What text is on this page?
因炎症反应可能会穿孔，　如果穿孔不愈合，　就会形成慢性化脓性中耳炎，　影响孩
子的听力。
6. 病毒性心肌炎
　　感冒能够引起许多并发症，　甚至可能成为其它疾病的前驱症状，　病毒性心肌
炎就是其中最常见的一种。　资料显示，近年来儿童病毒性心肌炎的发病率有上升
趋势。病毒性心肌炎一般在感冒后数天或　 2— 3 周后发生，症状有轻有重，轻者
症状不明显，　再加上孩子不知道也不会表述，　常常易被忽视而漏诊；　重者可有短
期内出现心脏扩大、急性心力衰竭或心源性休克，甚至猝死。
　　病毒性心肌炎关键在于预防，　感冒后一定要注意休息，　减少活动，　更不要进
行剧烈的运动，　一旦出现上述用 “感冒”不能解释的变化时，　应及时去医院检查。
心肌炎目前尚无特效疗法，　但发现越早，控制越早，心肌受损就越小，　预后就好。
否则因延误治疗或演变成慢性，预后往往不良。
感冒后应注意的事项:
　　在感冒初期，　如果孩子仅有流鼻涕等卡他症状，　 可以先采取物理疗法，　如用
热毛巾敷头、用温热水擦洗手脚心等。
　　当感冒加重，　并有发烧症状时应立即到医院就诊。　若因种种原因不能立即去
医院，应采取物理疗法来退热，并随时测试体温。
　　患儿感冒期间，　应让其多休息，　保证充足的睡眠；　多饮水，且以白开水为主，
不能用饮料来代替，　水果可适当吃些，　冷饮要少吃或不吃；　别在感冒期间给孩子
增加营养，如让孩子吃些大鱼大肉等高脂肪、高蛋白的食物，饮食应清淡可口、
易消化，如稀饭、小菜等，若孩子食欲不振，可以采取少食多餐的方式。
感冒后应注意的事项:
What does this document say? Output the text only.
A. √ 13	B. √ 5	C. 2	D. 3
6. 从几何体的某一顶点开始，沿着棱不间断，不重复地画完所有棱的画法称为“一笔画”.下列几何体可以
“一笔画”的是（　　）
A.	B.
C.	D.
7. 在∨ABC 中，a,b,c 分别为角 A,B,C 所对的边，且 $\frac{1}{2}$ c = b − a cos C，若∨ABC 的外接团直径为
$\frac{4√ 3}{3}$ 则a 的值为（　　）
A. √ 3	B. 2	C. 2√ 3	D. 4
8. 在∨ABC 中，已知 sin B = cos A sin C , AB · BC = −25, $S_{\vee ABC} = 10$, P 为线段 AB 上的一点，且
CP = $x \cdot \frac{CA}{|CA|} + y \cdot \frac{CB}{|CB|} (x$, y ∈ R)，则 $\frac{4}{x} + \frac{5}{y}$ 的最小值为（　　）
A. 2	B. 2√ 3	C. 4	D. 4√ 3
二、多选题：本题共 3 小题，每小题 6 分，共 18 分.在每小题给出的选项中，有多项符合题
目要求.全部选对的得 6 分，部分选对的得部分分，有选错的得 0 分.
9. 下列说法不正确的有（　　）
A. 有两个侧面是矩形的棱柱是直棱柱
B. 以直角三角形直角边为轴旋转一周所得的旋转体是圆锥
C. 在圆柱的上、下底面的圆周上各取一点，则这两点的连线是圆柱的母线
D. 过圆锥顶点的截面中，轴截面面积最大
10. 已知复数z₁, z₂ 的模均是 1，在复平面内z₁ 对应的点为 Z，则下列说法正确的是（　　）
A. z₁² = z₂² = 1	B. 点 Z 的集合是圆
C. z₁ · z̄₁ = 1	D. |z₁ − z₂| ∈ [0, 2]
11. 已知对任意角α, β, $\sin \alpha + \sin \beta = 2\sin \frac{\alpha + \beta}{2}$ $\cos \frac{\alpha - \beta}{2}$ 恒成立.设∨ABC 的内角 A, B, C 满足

|---|

- Brief:
From the entries above, collect every line with the string "this" in it.

- Answer in full:
What text is on this page?
What does this document say? Output the text only.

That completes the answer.